┌──
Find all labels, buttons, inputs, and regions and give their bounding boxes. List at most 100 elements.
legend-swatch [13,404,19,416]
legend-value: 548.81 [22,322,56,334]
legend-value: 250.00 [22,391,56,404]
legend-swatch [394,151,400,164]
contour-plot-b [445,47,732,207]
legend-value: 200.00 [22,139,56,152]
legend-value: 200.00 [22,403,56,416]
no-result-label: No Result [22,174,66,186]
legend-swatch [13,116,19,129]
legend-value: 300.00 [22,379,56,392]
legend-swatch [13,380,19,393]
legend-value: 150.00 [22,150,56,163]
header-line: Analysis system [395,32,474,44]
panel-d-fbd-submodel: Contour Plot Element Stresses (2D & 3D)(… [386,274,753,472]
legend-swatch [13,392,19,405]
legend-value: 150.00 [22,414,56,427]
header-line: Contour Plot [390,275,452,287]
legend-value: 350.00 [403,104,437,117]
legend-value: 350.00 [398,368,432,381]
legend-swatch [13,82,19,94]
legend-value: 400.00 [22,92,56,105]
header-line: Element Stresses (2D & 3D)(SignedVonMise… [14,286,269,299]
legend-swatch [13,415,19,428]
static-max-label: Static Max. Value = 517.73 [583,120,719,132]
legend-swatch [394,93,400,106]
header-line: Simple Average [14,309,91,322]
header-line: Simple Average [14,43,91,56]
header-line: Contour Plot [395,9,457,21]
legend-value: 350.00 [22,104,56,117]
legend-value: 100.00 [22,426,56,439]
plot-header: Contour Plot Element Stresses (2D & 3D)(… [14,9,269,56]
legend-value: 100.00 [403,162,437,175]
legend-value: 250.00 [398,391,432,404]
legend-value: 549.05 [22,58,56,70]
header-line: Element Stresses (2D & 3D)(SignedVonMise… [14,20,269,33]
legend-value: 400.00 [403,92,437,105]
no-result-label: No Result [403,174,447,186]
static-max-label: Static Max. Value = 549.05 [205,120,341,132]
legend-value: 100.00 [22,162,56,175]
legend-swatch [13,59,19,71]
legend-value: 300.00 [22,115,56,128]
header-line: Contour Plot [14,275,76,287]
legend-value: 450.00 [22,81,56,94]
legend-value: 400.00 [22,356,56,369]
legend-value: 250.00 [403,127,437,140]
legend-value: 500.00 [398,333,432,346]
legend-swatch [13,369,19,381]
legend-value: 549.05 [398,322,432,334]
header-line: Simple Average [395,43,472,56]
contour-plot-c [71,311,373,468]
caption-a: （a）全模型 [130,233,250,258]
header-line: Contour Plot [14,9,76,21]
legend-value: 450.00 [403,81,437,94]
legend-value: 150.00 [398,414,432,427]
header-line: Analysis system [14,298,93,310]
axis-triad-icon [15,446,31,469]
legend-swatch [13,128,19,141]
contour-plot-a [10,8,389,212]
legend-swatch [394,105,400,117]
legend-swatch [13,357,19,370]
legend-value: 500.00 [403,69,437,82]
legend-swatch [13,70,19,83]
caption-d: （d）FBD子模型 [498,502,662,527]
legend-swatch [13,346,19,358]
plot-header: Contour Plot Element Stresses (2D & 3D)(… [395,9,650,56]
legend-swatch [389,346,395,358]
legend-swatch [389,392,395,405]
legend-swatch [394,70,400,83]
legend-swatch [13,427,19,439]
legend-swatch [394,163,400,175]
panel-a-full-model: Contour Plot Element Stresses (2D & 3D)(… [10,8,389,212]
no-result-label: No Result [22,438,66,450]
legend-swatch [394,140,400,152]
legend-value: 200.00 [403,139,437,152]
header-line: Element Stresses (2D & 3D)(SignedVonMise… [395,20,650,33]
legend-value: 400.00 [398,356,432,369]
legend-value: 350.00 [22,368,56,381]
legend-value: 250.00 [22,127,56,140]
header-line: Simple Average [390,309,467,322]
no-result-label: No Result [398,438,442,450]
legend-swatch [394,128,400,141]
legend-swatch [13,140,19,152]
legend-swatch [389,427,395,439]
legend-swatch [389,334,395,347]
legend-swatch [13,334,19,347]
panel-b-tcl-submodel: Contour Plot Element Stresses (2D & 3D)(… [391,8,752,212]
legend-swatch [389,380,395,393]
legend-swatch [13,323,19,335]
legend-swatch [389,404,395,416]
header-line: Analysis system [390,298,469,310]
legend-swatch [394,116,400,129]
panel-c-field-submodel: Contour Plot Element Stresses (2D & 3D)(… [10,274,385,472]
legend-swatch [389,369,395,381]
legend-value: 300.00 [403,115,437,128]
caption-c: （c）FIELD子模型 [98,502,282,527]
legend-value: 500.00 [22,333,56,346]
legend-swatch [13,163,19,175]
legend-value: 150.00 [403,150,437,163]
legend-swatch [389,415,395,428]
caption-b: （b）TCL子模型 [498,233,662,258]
└──
Task instructions: Copy out every line of the records above word for word.

Exercise response:
Find all labels, buttons, inputs, and regions and give their bounding boxes. List at most 100 elements.
legend-swatch [13,404,19,416]
legend-value: 548.81 [22,322,56,334]
legend-value: 250.00 [22,391,56,404]
legend-swatch [394,151,400,164]
contour-plot-b [445,47,732,207]
legend-value: 200.00 [22,139,56,152]
legend-value: 200.00 [22,403,56,416]
no-result-label: No Result [22,174,66,186]
legend-swatch [13,116,19,129]
legend-value: 300.00 [22,379,56,392]
legend-swatch [13,380,19,393]
legend-value: 150.00 [22,150,56,163]
header-line: Analysis system [395,32,474,44]
panel-d-fbd-submodel: Contour Plot Element Stresses (2D & 3D)(… [386,274,753,472]
legend-swatch [13,392,19,405]
legend-value: 150.00 [22,414,56,427]
header-line: Contour Plot [390,275,452,287]
legend-value: 350.00 [403,104,437,117]
legend-value: 350.00 [398,368,432,381]
legend-swatch [13,82,19,94]
legend-value: 400.00 [22,92,56,105]
header-line: Element Stresses (2D & 3D)(SignedVonMise… [14,286,269,299]
legend-swatch [13,415,19,428]
static-max-label: Static Max. Value = 517.73 [583,120,719,132]
legend-swatch [394,93,400,106]
header-line: Simple Average [14,309,91,322]
header-line: Simple Average [14,43,91,56]
header-line: Contour Plot [395,9,457,21]
legend-value: 350.00 [22,104,56,117]
legend-value: 100.00 [22,426,56,439]
plot-header: Contour Plot Element Stresses (2D & 3D)(… [14,9,269,56]
legend-value: 100.00 [403,162,437,175]
legend-value: 250.00 [398,391,432,404]
legend-value: 549.05 [22,58,56,70]
header-line: Element Stresses (2D & 3D)(SignedVonMise… [14,20,269,33]
legend-value: 400.00 [403,92,437,105]
no-result-label: No Result [403,174,447,186]
static-max-label: Static Max. Value = 549.05 [205,120,341,132]
legend-value: 100.00 [22,162,56,175]
legend-swatch [13,59,19,71]
legend-value: 300.00 [22,115,56,128]
header-line: Contour Plot [14,275,76,287]
legend-value: 450.00 [22,81,56,94]
legend-value: 400.00 [22,356,56,369]
legend-value: 250.00 [403,127,437,140]
legend-value: 500.00 [398,333,432,346]
legend-swatch [13,369,19,381]
legend-value: 549.05 [398,322,432,334]
header-line: Simple Average [395,43,472,56]
contour-plot-c [71,311,373,468]
caption-a: （a）全模型 [130,233,250,258]
header-line: Contour Plot [14,9,76,21]
legend-value: 450.00 [403,81,437,94]
legend-value: 150.00 [398,414,432,427]
header-line: Analysis system [14,298,93,310]
axis-triad-icon [15,446,31,469]
legend-swatch [13,128,19,141]
contour-plot-a [10,8,389,212]
legend-swatch [394,105,400,117]
legend-swatch [13,357,19,370]
legend-value: 500.00 [403,69,437,82]
legend-swatch [13,70,19,83]
caption-d: （d）FBD子模型 [498,502,662,527]
legend-swatch [13,346,19,358]
plot-header: Contour Plot Element Stresses (2D & 3D)(… [395,9,650,56]
legend-swatch [389,346,395,358]
legend-swatch [389,392,395,405]
legend-swatch [394,70,400,83]
legend-swatch [13,427,19,439]
legend-swatch [394,163,400,175]
panel-a-full-model: Contour Plot Element Stresses (2D & 3D)(… [10,8,389,212]
no-result-label: No Result [22,438,66,450]
legend-swatch [394,140,400,152]
legend-value: 200.00 [403,139,437,152]
header-line: Element Stresses (2D & 3D)(SignedVonMise… [395,20,650,33]
legend-value: 400.00 [398,356,432,369]
legend-value: 350.00 [22,368,56,381]
legend-value: 250.00 [22,127,56,140]
header-line: Simple Average [390,309,467,322]
no-result-label: No Result [398,438,442,450]
legend-swatch [394,128,400,141]
legend-swatch [13,140,19,152]
legend-swatch [389,427,395,439]
legend-swatch [389,334,395,347]
legend-swatch [13,334,19,347]
panel-b-tcl-submodel: Contour Plot Element Stresses (2D & 3D)(… [391,8,752,212]
legend-swatch [389,380,395,393]
legend-swatch [13,323,19,335]
legend-swatch [389,404,395,416]
header-line: Analysis system [390,298,469,310]
legend-swatch [394,116,400,129]
panel-c-field-submodel: Contour Plot Element Stresses (2D & 3D)(… [10,274,385,472]
legend-swatch [389,369,395,381]
legend-value: 300.00 [403,115,437,128]
caption-c: （c）FIELD子模型 [98,502,282,527]
legend-value: 500.00 [22,333,56,346]
legend-swatch [13,163,19,175]
legend-value: 150.00 [403,150,437,163]
legend-swatch [389,415,395,428]
caption-b: （b）TCL子模型 [498,233,662,258]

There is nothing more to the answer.